Take every line that has the string "monitor" and copy it out.
— Begin Information provided —
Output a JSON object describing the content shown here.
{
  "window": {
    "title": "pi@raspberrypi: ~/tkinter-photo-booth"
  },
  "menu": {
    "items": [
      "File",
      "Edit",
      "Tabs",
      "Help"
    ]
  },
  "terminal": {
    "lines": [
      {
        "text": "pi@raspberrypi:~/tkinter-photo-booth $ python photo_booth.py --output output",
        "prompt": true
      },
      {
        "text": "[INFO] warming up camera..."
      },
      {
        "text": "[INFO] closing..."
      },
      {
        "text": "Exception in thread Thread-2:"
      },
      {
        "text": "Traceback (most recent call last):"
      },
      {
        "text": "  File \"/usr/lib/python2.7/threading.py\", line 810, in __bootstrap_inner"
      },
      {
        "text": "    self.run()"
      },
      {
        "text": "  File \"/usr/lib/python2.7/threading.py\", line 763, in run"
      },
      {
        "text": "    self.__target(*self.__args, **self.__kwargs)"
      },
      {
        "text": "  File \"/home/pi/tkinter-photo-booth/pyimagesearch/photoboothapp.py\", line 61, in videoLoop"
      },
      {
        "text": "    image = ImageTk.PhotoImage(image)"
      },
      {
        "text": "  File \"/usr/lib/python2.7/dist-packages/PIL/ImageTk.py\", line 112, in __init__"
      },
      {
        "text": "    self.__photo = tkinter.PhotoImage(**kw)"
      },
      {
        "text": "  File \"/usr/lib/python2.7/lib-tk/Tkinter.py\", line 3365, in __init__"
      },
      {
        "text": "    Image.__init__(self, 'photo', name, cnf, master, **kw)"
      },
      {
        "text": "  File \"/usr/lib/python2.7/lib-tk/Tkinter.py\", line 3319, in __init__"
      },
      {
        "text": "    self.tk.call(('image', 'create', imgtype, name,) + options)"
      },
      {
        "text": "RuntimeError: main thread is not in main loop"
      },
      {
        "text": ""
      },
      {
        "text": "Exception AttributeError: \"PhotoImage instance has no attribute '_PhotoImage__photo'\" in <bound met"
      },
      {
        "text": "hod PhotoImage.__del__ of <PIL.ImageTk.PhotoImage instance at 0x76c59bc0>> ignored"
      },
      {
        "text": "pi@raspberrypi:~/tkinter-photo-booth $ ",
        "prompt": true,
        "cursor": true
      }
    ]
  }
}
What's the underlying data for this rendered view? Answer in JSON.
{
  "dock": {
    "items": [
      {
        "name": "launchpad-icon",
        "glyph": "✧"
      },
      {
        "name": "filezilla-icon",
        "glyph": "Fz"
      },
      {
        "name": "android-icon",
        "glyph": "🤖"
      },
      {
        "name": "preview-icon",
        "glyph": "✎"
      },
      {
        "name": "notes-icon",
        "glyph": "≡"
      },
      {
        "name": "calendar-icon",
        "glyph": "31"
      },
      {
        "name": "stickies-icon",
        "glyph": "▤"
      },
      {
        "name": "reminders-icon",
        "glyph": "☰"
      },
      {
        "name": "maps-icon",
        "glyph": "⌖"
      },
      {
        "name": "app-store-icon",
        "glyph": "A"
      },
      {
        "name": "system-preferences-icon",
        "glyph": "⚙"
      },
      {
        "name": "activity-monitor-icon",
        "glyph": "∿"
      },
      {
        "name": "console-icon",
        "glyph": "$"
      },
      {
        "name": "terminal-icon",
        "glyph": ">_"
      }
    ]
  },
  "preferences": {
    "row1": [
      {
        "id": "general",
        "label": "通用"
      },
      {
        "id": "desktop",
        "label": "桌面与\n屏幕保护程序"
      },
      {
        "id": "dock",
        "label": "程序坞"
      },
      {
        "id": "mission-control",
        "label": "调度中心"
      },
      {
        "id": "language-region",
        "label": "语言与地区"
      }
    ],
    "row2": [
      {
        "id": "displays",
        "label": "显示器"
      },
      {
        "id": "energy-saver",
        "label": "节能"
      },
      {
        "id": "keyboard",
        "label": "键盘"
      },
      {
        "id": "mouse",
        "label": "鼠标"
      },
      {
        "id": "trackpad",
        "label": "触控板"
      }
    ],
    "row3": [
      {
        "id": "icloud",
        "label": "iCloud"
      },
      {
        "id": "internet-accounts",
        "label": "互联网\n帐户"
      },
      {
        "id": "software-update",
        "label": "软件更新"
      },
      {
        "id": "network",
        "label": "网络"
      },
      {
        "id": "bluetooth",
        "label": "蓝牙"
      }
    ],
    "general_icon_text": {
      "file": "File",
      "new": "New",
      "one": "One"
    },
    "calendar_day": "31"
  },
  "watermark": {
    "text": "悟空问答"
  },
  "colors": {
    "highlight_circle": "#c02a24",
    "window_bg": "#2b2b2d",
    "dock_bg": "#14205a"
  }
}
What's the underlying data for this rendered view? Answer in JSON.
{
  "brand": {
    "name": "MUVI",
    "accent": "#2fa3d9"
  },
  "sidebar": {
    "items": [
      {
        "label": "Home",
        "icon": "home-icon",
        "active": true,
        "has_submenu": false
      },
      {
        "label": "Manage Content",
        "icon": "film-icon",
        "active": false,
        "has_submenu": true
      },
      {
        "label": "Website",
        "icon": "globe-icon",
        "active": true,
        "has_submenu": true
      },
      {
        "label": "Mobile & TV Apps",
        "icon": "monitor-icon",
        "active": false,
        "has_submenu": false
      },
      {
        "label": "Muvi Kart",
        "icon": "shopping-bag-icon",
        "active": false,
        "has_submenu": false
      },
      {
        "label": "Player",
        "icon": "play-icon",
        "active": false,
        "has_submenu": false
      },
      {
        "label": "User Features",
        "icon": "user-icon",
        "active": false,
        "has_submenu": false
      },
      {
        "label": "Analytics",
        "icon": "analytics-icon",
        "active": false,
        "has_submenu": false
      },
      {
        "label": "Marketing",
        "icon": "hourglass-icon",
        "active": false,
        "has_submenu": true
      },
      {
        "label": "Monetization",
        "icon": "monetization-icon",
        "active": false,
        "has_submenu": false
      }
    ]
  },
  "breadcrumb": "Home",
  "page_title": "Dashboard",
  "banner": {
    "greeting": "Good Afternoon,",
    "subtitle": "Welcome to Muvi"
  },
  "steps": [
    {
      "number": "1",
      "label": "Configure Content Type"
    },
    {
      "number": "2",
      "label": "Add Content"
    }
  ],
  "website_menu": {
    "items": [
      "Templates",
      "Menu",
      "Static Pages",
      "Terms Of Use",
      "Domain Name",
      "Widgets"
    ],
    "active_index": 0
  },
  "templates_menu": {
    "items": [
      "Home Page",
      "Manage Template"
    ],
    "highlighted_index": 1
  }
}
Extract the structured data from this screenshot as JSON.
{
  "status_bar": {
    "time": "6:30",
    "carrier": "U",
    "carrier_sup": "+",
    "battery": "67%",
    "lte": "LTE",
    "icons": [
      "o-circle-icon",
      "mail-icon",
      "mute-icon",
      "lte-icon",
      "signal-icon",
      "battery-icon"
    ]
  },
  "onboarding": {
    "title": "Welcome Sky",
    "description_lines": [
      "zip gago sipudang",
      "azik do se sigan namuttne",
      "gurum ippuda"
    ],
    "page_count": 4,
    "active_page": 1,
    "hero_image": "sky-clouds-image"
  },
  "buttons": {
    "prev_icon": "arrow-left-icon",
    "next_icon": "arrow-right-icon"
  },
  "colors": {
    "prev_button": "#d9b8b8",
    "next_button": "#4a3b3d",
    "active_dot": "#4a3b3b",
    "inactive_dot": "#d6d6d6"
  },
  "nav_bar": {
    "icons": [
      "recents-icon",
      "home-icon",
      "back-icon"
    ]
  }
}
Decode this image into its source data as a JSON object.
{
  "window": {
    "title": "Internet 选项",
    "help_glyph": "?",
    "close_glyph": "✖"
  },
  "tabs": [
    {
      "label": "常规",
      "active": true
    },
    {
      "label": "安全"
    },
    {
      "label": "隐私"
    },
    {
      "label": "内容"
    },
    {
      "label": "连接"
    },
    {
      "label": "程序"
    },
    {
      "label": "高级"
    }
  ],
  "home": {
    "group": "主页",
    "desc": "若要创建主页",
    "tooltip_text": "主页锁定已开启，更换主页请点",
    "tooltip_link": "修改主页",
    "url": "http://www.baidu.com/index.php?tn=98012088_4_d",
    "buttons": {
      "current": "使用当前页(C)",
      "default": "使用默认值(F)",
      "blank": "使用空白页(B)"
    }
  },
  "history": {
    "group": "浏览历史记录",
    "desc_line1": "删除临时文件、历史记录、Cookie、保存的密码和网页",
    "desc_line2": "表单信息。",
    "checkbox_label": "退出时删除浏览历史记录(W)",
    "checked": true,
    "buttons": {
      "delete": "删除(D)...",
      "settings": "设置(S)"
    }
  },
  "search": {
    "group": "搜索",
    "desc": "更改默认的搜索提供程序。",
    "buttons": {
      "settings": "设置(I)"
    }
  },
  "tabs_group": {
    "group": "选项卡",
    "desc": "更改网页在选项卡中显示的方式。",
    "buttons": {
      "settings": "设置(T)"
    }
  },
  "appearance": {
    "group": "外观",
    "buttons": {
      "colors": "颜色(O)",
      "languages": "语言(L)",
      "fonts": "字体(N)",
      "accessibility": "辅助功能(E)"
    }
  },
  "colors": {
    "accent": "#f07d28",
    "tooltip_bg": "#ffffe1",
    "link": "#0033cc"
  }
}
— End Information provided —
▸ **Output of the task**:
        "name": "activity-monitor-icon",
        "icon": "monitor-icon",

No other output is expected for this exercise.